### Provided entries

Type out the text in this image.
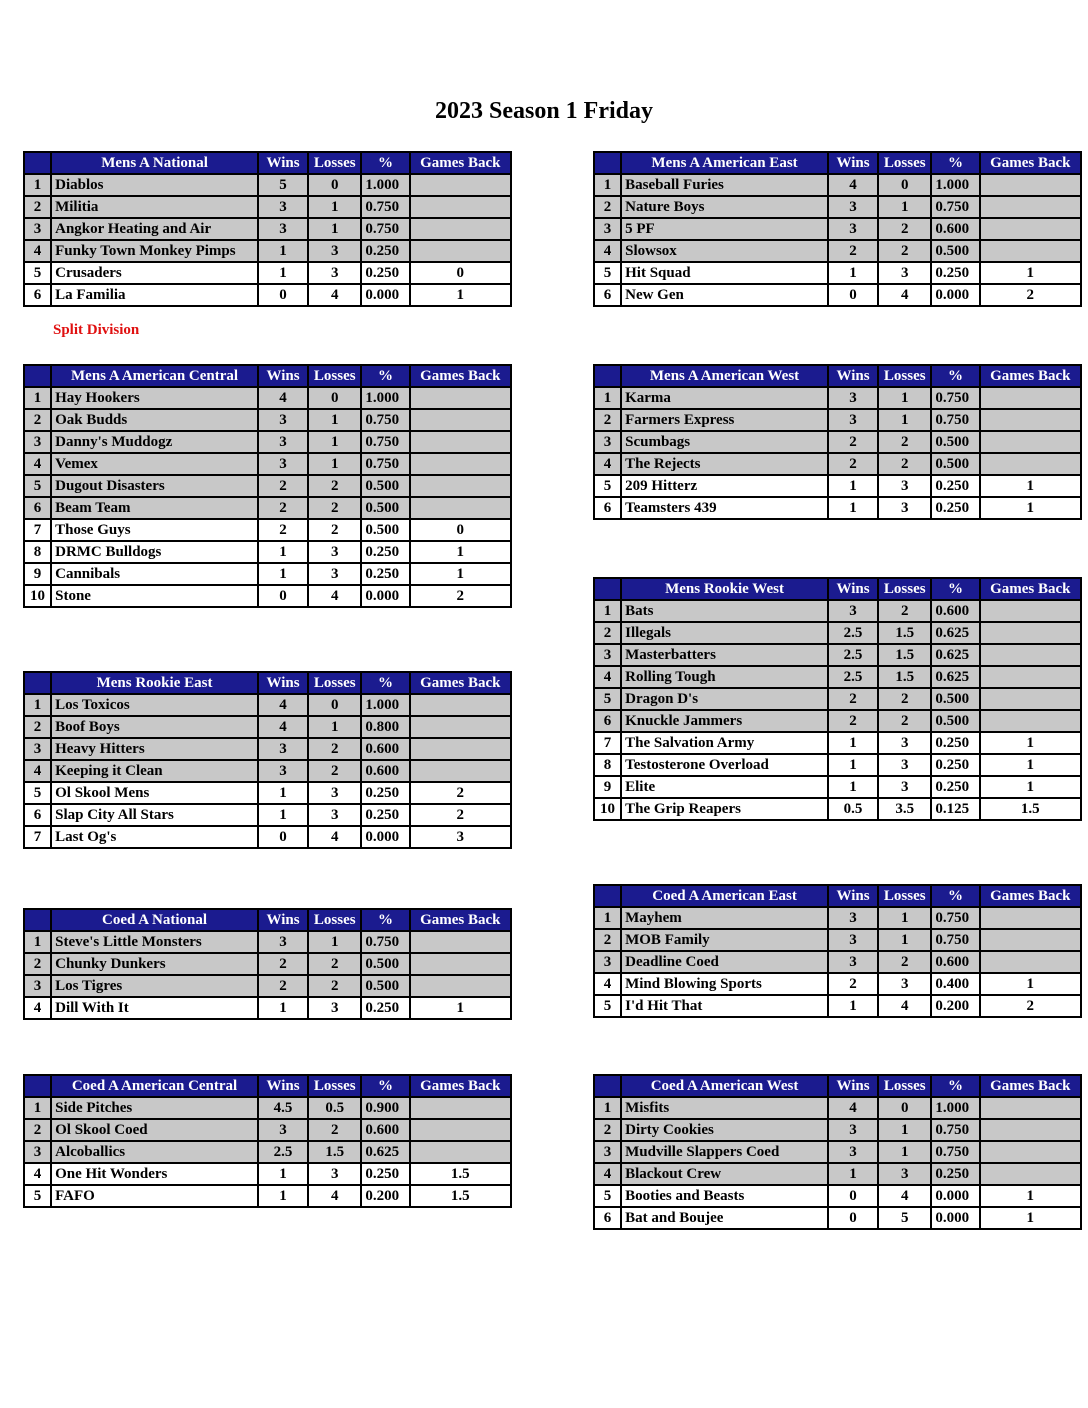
2023 Season 1 Friday
	Mens A National	Wins	Losses	%	Games Back
1	Diablos	5	0	1.000	
2	Militia	3	1	0.750	
3	Angkor Heating and Air	3	1	0.750	
4	Funky Town Monkey Pimps	1	3	0.250	
5	Crusaders	1	3	0.250	0
6	La Familia	0	4	0.000	1
	Mens A American East	Wins	Losses	%	Games Back
1	Baseball Furies	4	0	1.000	
2	Nature Boys	3	1	0.750	
3	5 PF	3	2	0.600	
4	Slowsox	2	2	0.500	
5	Hit Squad	1	3	0.250	1
6	New Gen	0	4	0.000	2
	Mens A American Central	Wins	Losses	%	Games Back
1	Hay Hookers	4	0	1.000	
2	Oak Budds	3	1	0.750	
3	Danny's Muddogz	3	1	0.750	
4	Vemex	3	1	0.750	
5	Dugout Disasters	2	2	0.500	
6	Beam Team	2	2	0.500	
7	Those Guys	2	2	0.500	0
8	DRMC Bulldogs	1	3	0.250	1
9	Cannibals	1	3	0.250	1
10	Stone	0	4	0.000	2
	Mens A American West	Wins	Losses	%	Games Back
1	Karma	3	1	0.750	
2	Farmers Express	3	1	0.750	
3	Scumbags	2	2	0.500	
4	The Rejects	2	2	0.500	
5	209 Hitterz	1	3	0.250	1
6	Teamsters 439	1	3	0.250	1
	Mens Rookie East	Wins	Losses	%	Games Back
1	Los Toxicos	4	0	1.000	
2	Boof Boys	4	1	0.800	
3	Heavy Hitters	3	2	0.600	
4	Keeping it Clean	3	2	0.600	
5	Ol Skool Mens	1	3	0.250	2
6	Slap City All Stars	1	3	0.250	2
7	Last Og's	0	4	0.000	3
	Mens Rookie West	Wins	Losses	%	Games Back
1	Bats	3	2	0.600	
2	Illegals	2.5	1.5	0.625	
3	Masterbatters	2.5	1.5	0.625	
4	Rolling Tough	2.5	1.5	0.625	
5	Dragon D's	2	2	0.500	
6	Knuckle Jammers	2	2	0.500	
7	The Salvation Army	1	3	0.250	1
8	Testosterone Overload	1	3	0.250	1
9	Elite	1	3	0.250	1
10	The Grip Reapers	0.5	3.5	0.125	1.5
	Coed A National	Wins	Losses	%	Games Back
1	Steve's Little Monsters	3	1	0.750	
2	Chunky Dunkers	2	2	0.500	
3	Los Tigres	2	2	0.500	
4	Dill With It	1	3	0.250	1
	Coed A American East	Wins	Losses	%	Games Back
1	Mayhem	3	1	0.750	
2	MOB Family	3	1	0.750	
3	Deadline Coed	3	2	0.600	
4	Mind Blowing Sports	2	3	0.400	1
5	I'd Hit That	1	4	0.200	2
	Coed A American Central	Wins	Losses	%	Games Back
1	Side Pitches	4.5	0.5	0.900	
2	Ol Skool Coed	3	2	0.600	
3	Alcoballics	2.5	1.5	0.625	
4	One Hit Wonders	1	3	0.250	1.5
5	FAFO	1	4	0.200	1.5
	Coed A American West	Wins	Losses	%	Games Back
1	Misfits	4	0	1.000	
2	Dirty Cookies	3	1	0.750	
3	Mudville Slappers Coed	3	1	0.750	
4	Blackout Crew	1	3	0.250	
5	Booties and Beasts	0	4	0.000	1
6	Bat and Boujee	0	5	0.000	1
Split Division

### Task description
Repeat the data exactly, without the pictures.

### Worked answer
Type out the text in this image.
2023 Season 1 Friday
	Mens A National	Wins	Losses	%	Games Back
1	Diablos	5	0	1.000	
2	Militia	3	1	0.750	
3	Angkor Heating and Air	3	1	0.750	
4	Funky Town Monkey Pimps	1	3	0.250	
5	Crusaders	1	3	0.250	0
6	La Familia	0	4	0.000	1
	Mens A American East	Wins	Losses	%	Games Back
1	Baseball Furies	4	0	1.000	
2	Nature Boys	3	1	0.750	
3	5 PF	3	2	0.600	
4	Slowsox	2	2	0.500	
5	Hit Squad	1	3	0.250	1
6	New Gen	0	4	0.000	2
	Mens A American Central	Wins	Losses	%	Games Back
1	Hay Hookers	4	0	1.000	
2	Oak Budds	3	1	0.750	
3	Danny's Muddogz	3	1	0.750	
4	Vemex	3	1	0.750	
5	Dugout Disasters	2	2	0.500	
6	Beam Team	2	2	0.500	
7	Those Guys	2	2	0.500	0
8	DRMC Bulldogs	1	3	0.250	1
9	Cannibals	1	3	0.250	1
10	Stone	0	4	0.000	2
	Mens A American West	Wins	Losses	%	Games Back
1	Karma	3	1	0.750	
2	Farmers Express	3	1	0.750	
3	Scumbags	2	2	0.500	
4	The Rejects	2	2	0.500	
5	209 Hitterz	1	3	0.250	1
6	Teamsters 439	1	3	0.250	1
	Mens Rookie East	Wins	Losses	%	Games Back
1	Los Toxicos	4	0	1.000	
2	Boof Boys	4	1	0.800	
3	Heavy Hitters	3	2	0.600	
4	Keeping it Clean	3	2	0.600	
5	Ol Skool Mens	1	3	0.250	2
6	Slap City All Stars	1	3	0.250	2
7	Last Og's	0	4	0.000	3
	Mens Rookie West	Wins	Losses	%	Games Back
1	Bats	3	2	0.600	
2	Illegals	2.5	1.5	0.625	
3	Masterbatters	2.5	1.5	0.625	
4	Rolling Tough	2.5	1.5	0.625	
5	Dragon D's	2	2	0.500	
6	Knuckle Jammers	2	2	0.500	
7	The Salvation Army	1	3	0.250	1
8	Testosterone Overload	1	3	0.250	1
9	Elite	1	3	0.250	1
10	The Grip Reapers	0.5	3.5	0.125	1.5
	Coed A National	Wins	Losses	%	Games Back
1	Steve's Little Monsters	3	1	0.750	
2	Chunky Dunkers	2	2	0.500	
3	Los Tigres	2	2	0.500	
4	Dill With It	1	3	0.250	1
	Coed A American East	Wins	Losses	%	Games Back
1	Mayhem	3	1	0.750	
2	MOB Family	3	1	0.750	
3	Deadline Coed	3	2	0.600	
4	Mind Blowing Sports	2	3	0.400	1
5	I'd Hit That	1	4	0.200	2
	Coed A American Central	Wins	Losses	%	Games Back
1	Side Pitches	4.5	0.5	0.900	
2	Ol Skool Coed	3	2	0.600	
3	Alcoballics	2.5	1.5	0.625	
4	One Hit Wonders	1	3	0.250	1.5
5	FAFO	1	4	0.200	1.5
	Coed A American West	Wins	Losses	%	Games Back
1	Misfits	4	0	1.000	
2	Dirty Cookies	3	1	0.750	
3	Mudville Slappers Coed	3	1	0.750	
4	Blackout Crew	1	3	0.250	
5	Booties and Beasts	0	4	0.000	1
6	Bat and Boujee	0	5	0.000	1
Split Division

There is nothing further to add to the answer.